REQUIREMENT -> Filter the records below down to lines containing "true".

══ RECORDS TO PROCESS

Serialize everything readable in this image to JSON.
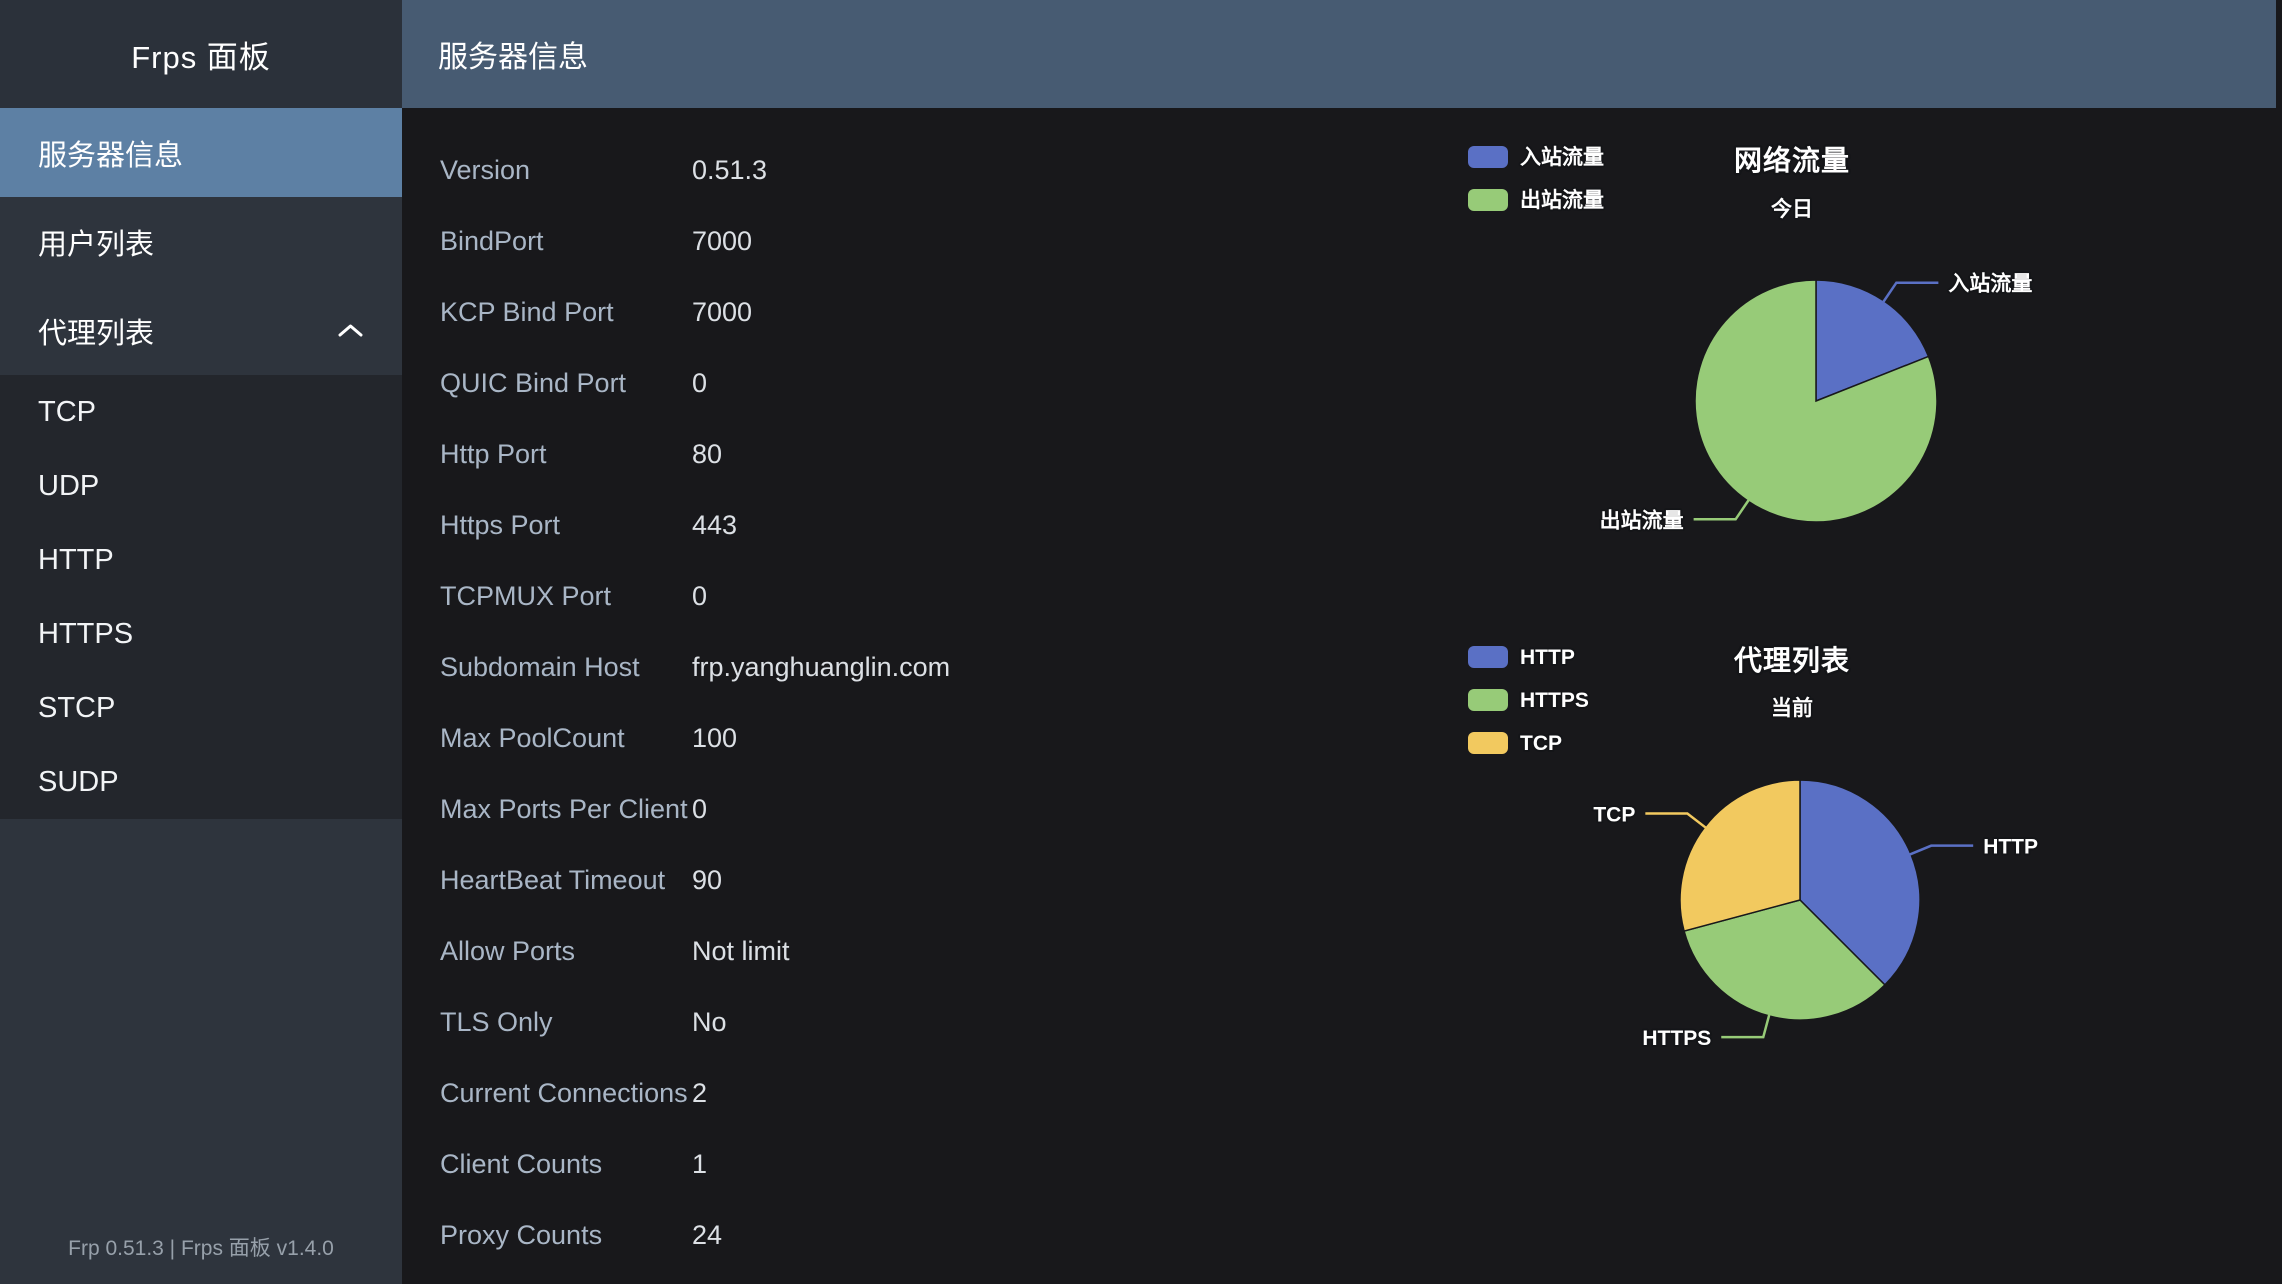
{
  "app": {
    "sidebar_title": "Frps 面板",
    "footer_version": "Frp 0.51.3 | Frps 面板 v1.4.0"
  },
  "header": {
    "title": "服务器信息"
  },
  "sidebar": {
    "items": [
      {
        "label": "服务器信息",
        "selected": true,
        "expandable": false
      },
      {
        "label": "用户列表",
        "selected": false,
        "expandable": false
      },
      {
        "label": "代理列表",
        "selected": false,
        "expandable": true,
        "expanded": true
      }
    ],
    "subitems": [
      "TCP",
      "UDP",
      "HTTP",
      "HTTPS",
      "STCP",
      "SUDP"
    ]
  },
  "server_info": {
    "rows": [
      {
        "label": "Version",
        "value": "0.51.3"
      },
      {
        "label": "BindPort",
        "value": "7000"
      },
      {
        "label": "KCP Bind Port",
        "value": "7000"
      },
      {
        "label": "QUIC Bind Port",
        "value": "0"
      },
      {
        "label": "Http Port",
        "value": "80"
      },
      {
        "label": "Https Port",
        "value": "443"
      },
      {
        "label": "TCPMUX Port",
        "value": "0"
      },
      {
        "label": "Subdomain Host",
        "value": "frp.yanghuanglin.com"
      },
      {
        "label": "Max PoolCount",
        "value": "100"
      },
      {
        "label": "Max Ports Per Client",
        "value": "0"
      },
      {
        "label": "HeartBeat Timeout",
        "value": "90"
      },
      {
        "label": "Allow Ports",
        "value": "Not limit"
      },
      {
        "label": "TLS Only",
        "value": "No"
      },
      {
        "label": "Current Connections",
        "value": "2"
      },
      {
        "label": "Client Counts",
        "value": "1"
      },
      {
        "label": "Proxy Counts",
        "value": "24"
      }
    ]
  },
  "chart_data": [
    {
      "type": "pie",
      "title": "网络流量",
      "subtitle": "今日",
      "labels": [
        "入站流量",
        "出站流量"
      ],
      "values": [
        19,
        81
      ],
      "value_unit": "percent (estimated from arc angles; absolute traffic values not shown)",
      "colors": [
        "#5a70c5",
        "#97cb78"
      ],
      "legend_position": "top-left",
      "title_position": "top-center",
      "labels_outside_with_leader_lines": true
    },
    {
      "type": "pie",
      "title": "代理列表",
      "subtitle": "当前",
      "labels": [
        "HTTP",
        "HTTPS",
        "TCP"
      ],
      "values": [
        9,
        8,
        7
      ],
      "value_unit": "proxies (total 24, matches Proxy Counts)",
      "colors": [
        "#5a70c5",
        "#97cb78",
        "#f2c95f"
      ],
      "legend_position": "top-left",
      "title_position": "top-center",
      "labels_outside_with_leader_lines": true
    }
  ],
  "colors": {
    "accent_blue": "#5a70c5",
    "accent_green": "#97cb78",
    "accent_yellow": "#f2c95f",
    "header_bg": "#475b72",
    "sidebar_bg": "#2e343d",
    "sidebar_title_bg": "#2b313a",
    "submenu_bg": "#23262c",
    "selected_item_bg": "#5d80a4",
    "content_bg": "#18181b",
    "table_label": "#a9b6c6",
    "table_value": "#dce0e5"
  }
}
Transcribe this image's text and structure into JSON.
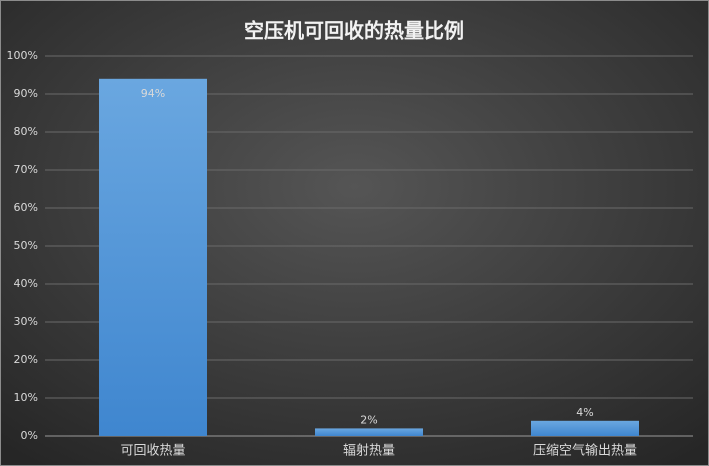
{
  "chart_data": {
    "type": "bar",
    "title": "空压机可回收的热量比例",
    "categories": [
      "可回收热量",
      "辐射热量",
      "压缩空气输出热量"
    ],
    "values": [
      94,
      2,
      4
    ],
    "value_labels": [
      "94%",
      "2%",
      "4%"
    ],
    "color": "#5b9bd5",
    "ylim": [
      0,
      100
    ],
    "yticks": [
      {
        "value": 0,
        "label": "0%"
      },
      {
        "value": 10,
        "label": "10%"
      },
      {
        "value": 20,
        "label": "20%"
      },
      {
        "value": 30,
        "label": "30%"
      },
      {
        "value": 40,
        "label": "40%"
      },
      {
        "value": 50,
        "label": "50%"
      },
      {
        "value": 60,
        "label": "60%"
      },
      {
        "value": 70,
        "label": "70%"
      },
      {
        "value": 80,
        "label": "80%"
      },
      {
        "value": 90,
        "label": "90%"
      },
      {
        "value": 100,
        "label": "100%"
      }
    ],
    "grid": true
  }
}
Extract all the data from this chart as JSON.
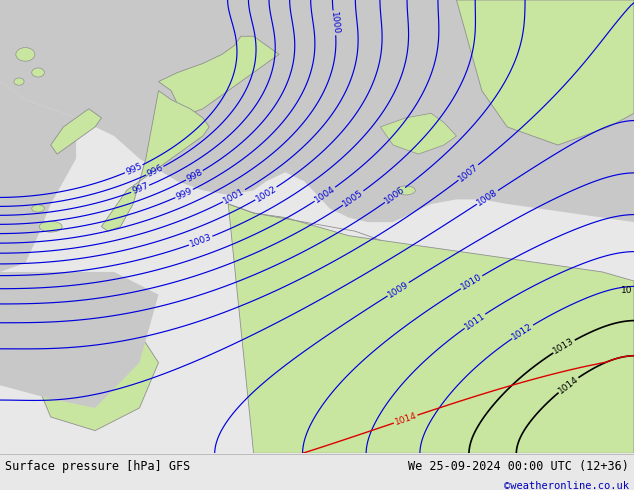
{
  "title_left": "Surface pressure [hPa] GFS",
  "title_right": "We 25-09-2024 00:00 UTC (12+36)",
  "copyright": "©weatheronline.co.uk",
  "land_color": "#c8e6a0",
  "sea_color": "#c8c8c8",
  "coast_color": "#909090",
  "blue_contour_color": "#0000dd",
  "black_contour_color": "#000000",
  "red_contour_color": "#dd0000",
  "bottom_bar_color": "#e8e8e8",
  "fig_width": 6.34,
  "fig_height": 4.9,
  "dpi": 100
}
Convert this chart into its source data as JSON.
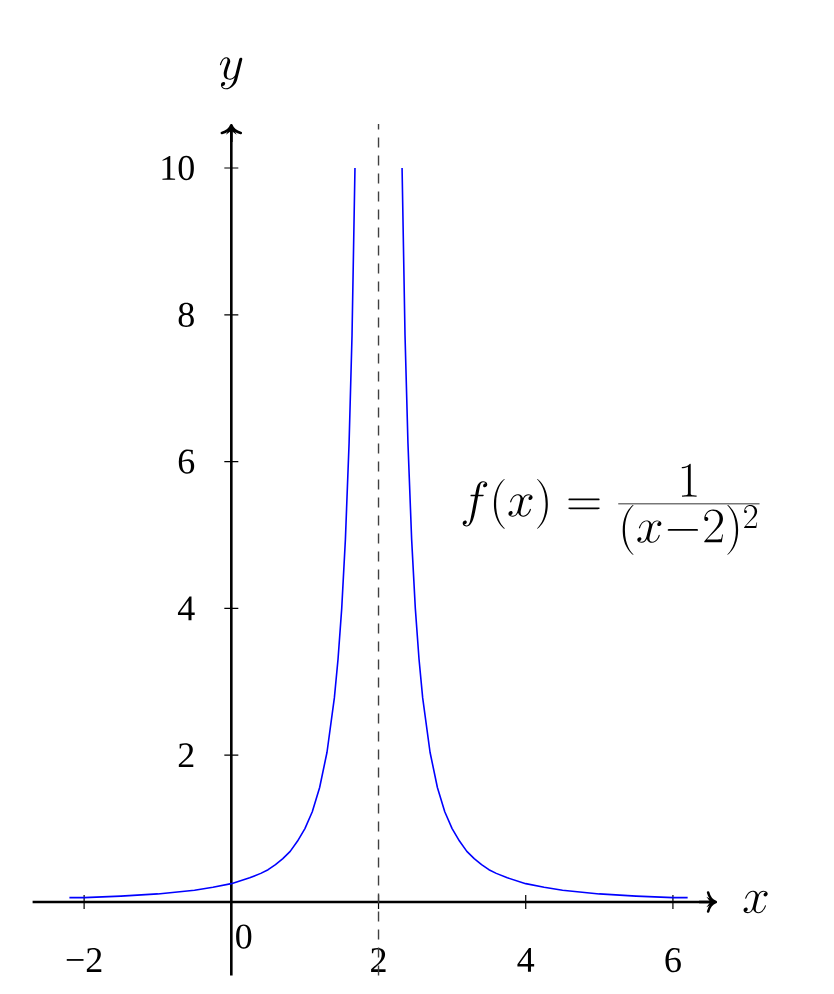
{
  "chart_data": {
    "type": "line",
    "xlabel": "x",
    "ylabel": "y",
    "x": [
      -2.2,
      -2,
      -1.5,
      -1,
      -0.5,
      -0.25,
      0,
      0.25,
      0.4,
      0.5,
      0.6,
      0.7,
      0.8,
      0.9,
      1,
      1.1,
      1.2,
      1.3,
      1.4,
      1.45,
      1.5,
      1.55,
      1.6,
      1.64,
      1.68,
      2,
      2.32,
      2.36,
      2.4,
      2.45,
      2.5,
      2.55,
      2.6,
      2.7,
      2.8,
      2.9,
      3,
      3.1,
      3.2,
      3.3,
      3.4,
      3.5,
      3.6,
      3.75,
      4,
      4.25,
      4.5,
      5,
      5.5,
      6,
      6.2
    ],
    "series": [
      {
        "color": "#0000ff",
        "values": [
          0.06,
          0.06,
          0.08,
          0.11,
          0.16,
          0.2,
          0.25,
          0.33,
          0.39,
          0.44,
          0.51,
          0.59,
          0.69,
          0.83,
          1,
          1.23,
          1.56,
          2.04,
          2.78,
          3.31,
          4,
          4.94,
          6.25,
          7.72,
          10,
          null,
          10,
          7.72,
          6.25,
          4.94,
          4,
          3.31,
          2.78,
          2.04,
          1.56,
          1.23,
          1,
          0.83,
          0.69,
          0.59,
          0.51,
          0.44,
          0.39,
          0.33,
          0.25,
          0.2,
          0.16,
          0.11,
          0.08,
          0.06,
          0.06
        ]
      }
    ],
    "xlim": [
      -2.7,
      6.6
    ],
    "ylim": [
      -1,
      10.6
    ],
    "xticks": [
      {
        "value": -2,
        "label": "−2"
      },
      2,
      4,
      6
    ],
    "yticks": [
      2,
      4,
      6,
      8,
      10
    ],
    "ref_lines": [
      {
        "axis": "x",
        "value": 2,
        "color": "#404040",
        "line_style": "dashed"
      }
    ],
    "annotations": [
      "f(x) = \\frac{1}{(x-2)^2}",
      "0"
    ]
  }
}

════

REPLY TO THE TASK ->
        "selected": true,
        "expandable": true,
        "expanded": true
      "labels_outside_with_leader_lines": true
      "labels_outside_with_leader_lines": true
    "grid": true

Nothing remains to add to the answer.